::: TASK INPUTS

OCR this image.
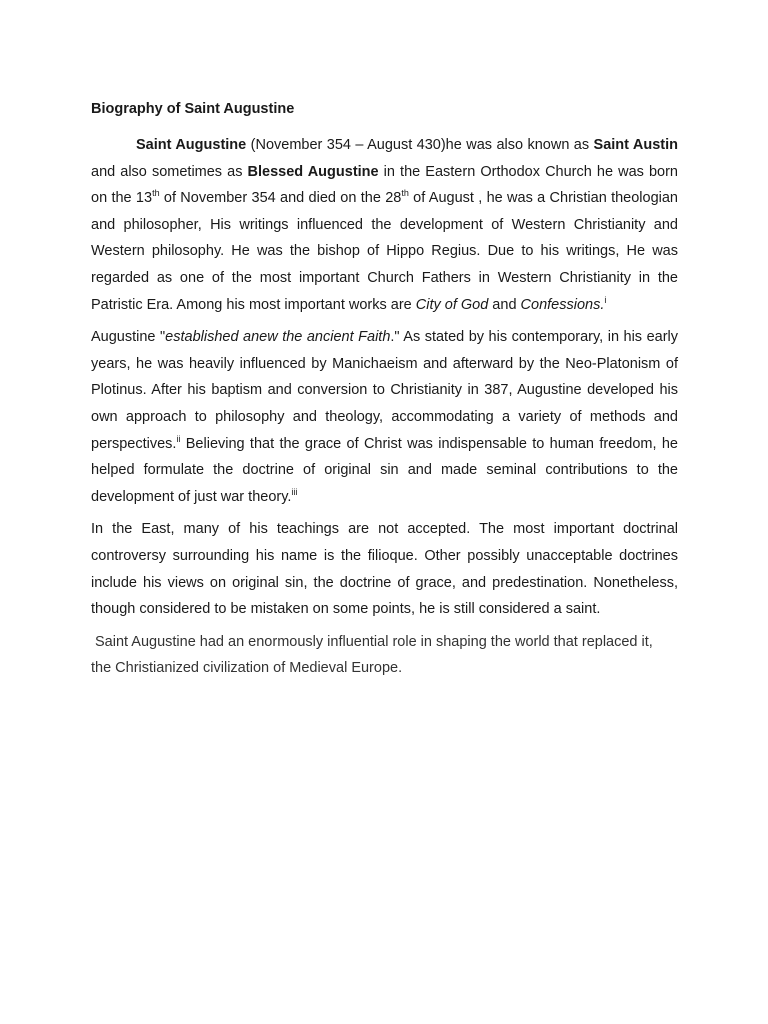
Biography of Saint Augustine

Saint Augustine (November 354 – August 430)he was also known as Saint Austin and also sometimes as Blessed Augustine in the Eastern Orthodox Church he was born on the 13th of November 354 and died on the 28th of August , he was a Christian theologian and philosopher, His writings influenced the development of Western Christianity and Western philosophy. He was the bishop of Hippo Regius. Due to his writings, He was regarded as one of the most important Church Fathers in Western Christianity in the Patristic Era. Among his most important works are City of God and Confessions.$^i$

Augustine "established anew the ancient Faith." As stated by his contemporary, in his early years, he was heavily influenced by Manichaeism and afterward by the Neo-Platonism of Plotinus. After his baptism and conversion to Christianity in 387, Augustine developed his own approach to philosophy and theology, accommodating a variety of methods and perspectives.$^{ii}$ Believing that the grace of Christ was indispensable to human freedom, he helped formulate the doctrine of original sin and made seminal contributions to the development of just war theory.$^{iii}$

In the East, many of his teachings are not accepted. The most important doctrinal controversy surrounding his name is the filioque. Other possibly unacceptable doctrines include his views on original sin, the doctrine of grace, and predestination. Nonetheless, though considered to be mistaken on some points, he is still considered a saint.

Saint Augustine had an enormously influential role in shaping the world that replaced it,
the Christianized civilization of Medieval Europe.
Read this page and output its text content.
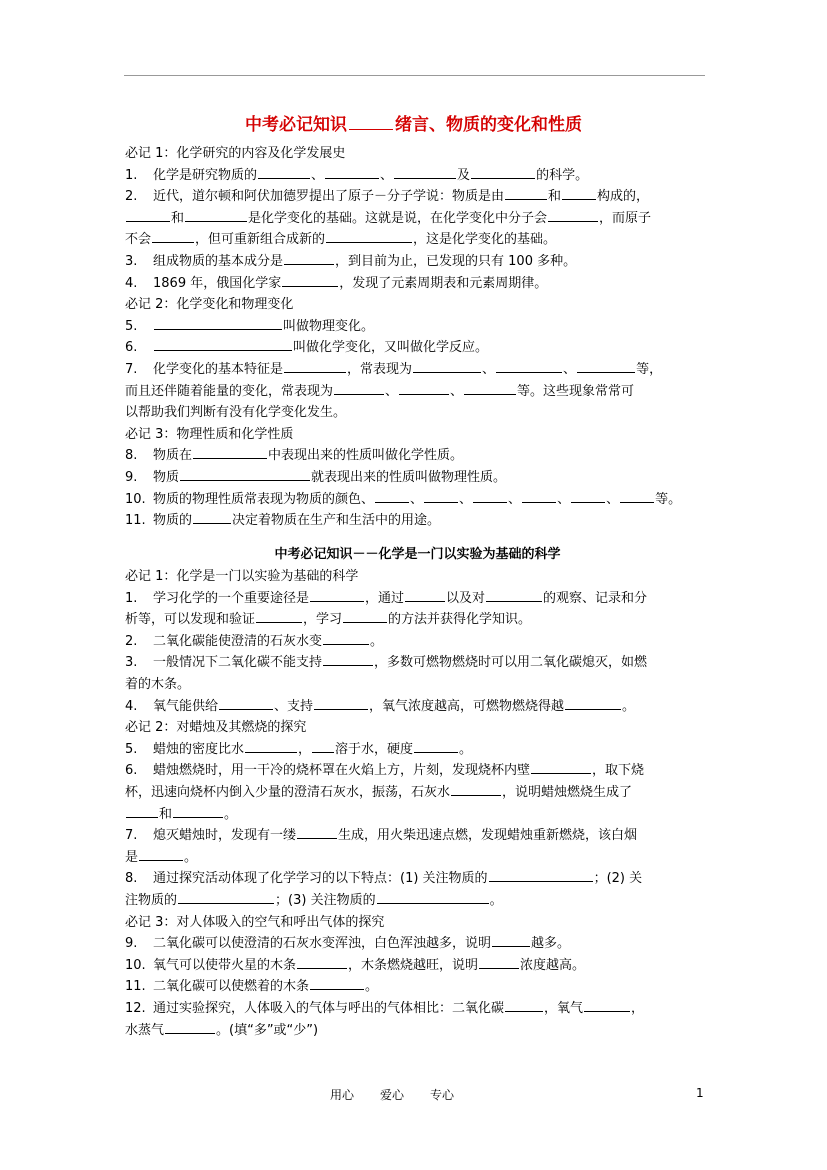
中考必记知识	绪言、物质的变化和性质
必记 1：化学研究的内容及化学发展史
1. 化学是研究物质的	、	、	及	的科学。
2. 近代，道尔顿和阿伏加德罗提出了原子－分子学说：物质是由	和	构成的，
和	是化学变化的基础。这就是说，在化学变化中分子会	，而原子
不会	，但可重新组合成新的	，这是化学变化的基础。
3. 组成物质的基本成分是	，到目前为止，已发现的只有 100 多种。
4. 1869 年，俄国化学家	，发现了元素周期表和元素周期律。
必记 2：化学变化和物理变化
5.	叫做物理变化。
6.	叫做化学变化，又叫做化学反应。
7. 化学变化的基本特征是	，常表现为	、	、	等，
而且还伴随着能量的变化，常表现为	、	、	等。这些现象常常可
以帮助我们判断有没有化学变化发生。
必记 3：物理性质和化学性质
8. 物质在	中表现出来的性质叫做化学性质。
9. 物质	就表现出来的性质叫做物理性质。
10. 物质的物理性质常表现为物质的颜色、	、	、	、	、	、	等。
11. 物质的	决定着物质在生产和生活中的用途。
中考必记知识－－化学是一门以实验为基础的科学
必记 1：化学是一门以实验为基础的科学
1. 学习化学的一个重要途径是	，通过	以及对	的观察、记录和分
析等，可以发现和验证	，学习	的方法并获得化学知识。
2. 二氧化碳能使澄清的石灰水变	。
3. 一般情况下二氧化碳不能支持	，多数可燃物燃烧时可以用二氧化碳熄灭，如燃
着的木条。
4. 氧气能供给	、支持	，氧气浓度越高，可燃物燃烧得越	。
必记 2：对蜡烛及其燃烧的探究
5. 蜡烛的密度比水	， 溶于水，硬度	。
6. 蜡烛燃烧时，用一干冷的烧杯罩在火焰上方，片刻，发现烧杯内壁	，取下烧
杯，迅速向烧杯内倒入少量的澄清石灰水，振荡，石灰水	，说明蜡烛燃烧生成了
和	。
7. 熄灭蜡烛时，发现有一缕	生成，用火柴迅速点燃，发现蜡烛重新燃烧，该白烟
是	。
8. 通过探究活动体现了化学学习的以下特点：(1) 关注物质的	；(2) 关
注物质的	；(3) 关注物质的	。
必记 3：对人体吸入的空气和呼出气体的探究
9. 二氧化碳可以使澄清的石灰水变浑浊，白色浑浊越多，说明	越多。
10. 氧气可以使带火星的木条	，木条燃烧越旺，说明	浓度越高。
11. 二氧化碳可以使燃着的木条	。
12. 通过实验探究，人体吸入的气体与呼出的气体相比：二氧化碳	，氧气	，
水蒸气	。(填“多”或“少”)
用心 爱心 专心	1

::::::

> _YOUR INSTRUCTIONS_:
Exactly reproduce the entries above, minus the pictures.

> _OUTPUT OF THE TASK_:
OCR this image.
Biography of Saint Augustine

Saint Augustine (November 354 – August 430)he was also known as Saint Austin and also sometimes as Blessed Augustine in the Eastern Orthodox Church he was born on the 13th of November 354 and died on the 28th of August , he was a Christian theologian and philosopher, His writings influenced the development of Western Christianity and Western philosophy. He was the bishop of Hippo Regius. Due to his writings, He was regarded as one of the most important Church Fathers in Western Christianity in the Patristic Era. Among his most important works are City of God and Confessions.$^i$

Augustine "established anew the ancient Faith." As stated by his contemporary, in his early years, he was heavily influenced by Manichaeism and afterward by the Neo-Platonism of Plotinus. After his baptism and conversion to Christianity in 387, Augustine developed his own approach to philosophy and theology, accommodating a variety of methods and perspectives.$^{ii}$ Believing that the grace of Christ was indispensable to human freedom, he helped formulate the doctrine of original sin and made seminal contributions to the development of just war theory.$^{iii}$

In the East, many of his teachings are not accepted. The most important doctrinal controversy surrounding his name is the filioque. Other possibly unacceptable doctrines include his views on original sin, the doctrine of grace, and predestination. Nonetheless, though considered to be mistaken on some points, he is still considered a saint.

Saint Augustine had an enormously influential role in shaping the world that replaced it,
the Christianized civilization of Medieval Europe.
Read this page and output its text content.
中考必记知识	绪言、物质的变化和性质
必记 1：化学研究的内容及化学发展史
1. 化学是研究物质的	、	、	及	的科学。
2. 近代，道尔顿和阿伏加德罗提出了原子－分子学说：物质是由	和	构成的，
和	是化学变化的基础。这就是说，在化学变化中分子会	，而原子
不会	，但可重新组合成新的	，这是化学变化的基础。
3. 组成物质的基本成分是	，到目前为止，已发现的只有 100 多种。
4. 1869 年，俄国化学家	，发现了元素周期表和元素周期律。
必记 2：化学变化和物理变化
5.	叫做物理变化。
6.	叫做化学变化，又叫做化学反应。
7. 化学变化的基本特征是	，常表现为	、	、	等，
而且还伴随着能量的变化，常表现为	、	、	等。这些现象常常可
以帮助我们判断有没有化学变化发生。
必记 3：物理性质和化学性质
8. 物质在	中表现出来的性质叫做化学性质。
9. 物质	就表现出来的性质叫做物理性质。
10. 物质的物理性质常表现为物质的颜色、	、	、	、	、	、	等。
11. 物质的	决定着物质在生产和生活中的用途。
中考必记知识－－化学是一门以实验为基础的科学
必记 1：化学是一门以实验为基础的科学
1. 学习化学的一个重要途径是	，通过	以及对	的观察、记录和分
析等，可以发现和验证	，学习	的方法并获得化学知识。
2. 二氧化碳能使澄清的石灰水变	。
3. 一般情况下二氧化碳不能支持	，多数可燃物燃烧时可以用二氧化碳熄灭，如燃
着的木条。
4. 氧气能供给	、支持	，氧气浓度越高，可燃物燃烧得越	。
必记 2：对蜡烛及其燃烧的探究
5. 蜡烛的密度比水	， 溶于水，硬度	。
6. 蜡烛燃烧时，用一干冷的烧杯罩在火焰上方，片刻，发现烧杯内壁	，取下烧
杯，迅速向烧杯内倒入少量的澄清石灰水，振荡，石灰水	，说明蜡烛燃烧生成了
和	。
7. 熄灭蜡烛时，发现有一缕	生成，用火柴迅速点燃，发现蜡烛重新燃烧，该白烟
是	。
8. 通过探究活动体现了化学学习的以下特点：(1) 关注物质的	；(2) 关
注物质的	；(3) 关注物质的	。
必记 3：对人体吸入的空气和呼出气体的探究
9. 二氧化碳可以使澄清的石灰水变浑浊，白色浑浊越多，说明	越多。
10. 氧气可以使带火星的木条	，木条燃烧越旺，说明	浓度越高。
11. 二氧化碳可以使燃着的木条	。
12. 通过实验探究，人体吸入的气体与呼出的气体相比：二氧化碳	，氧气	，
水蒸气	。(填“多”或“少”)
用心 爱心 专心	1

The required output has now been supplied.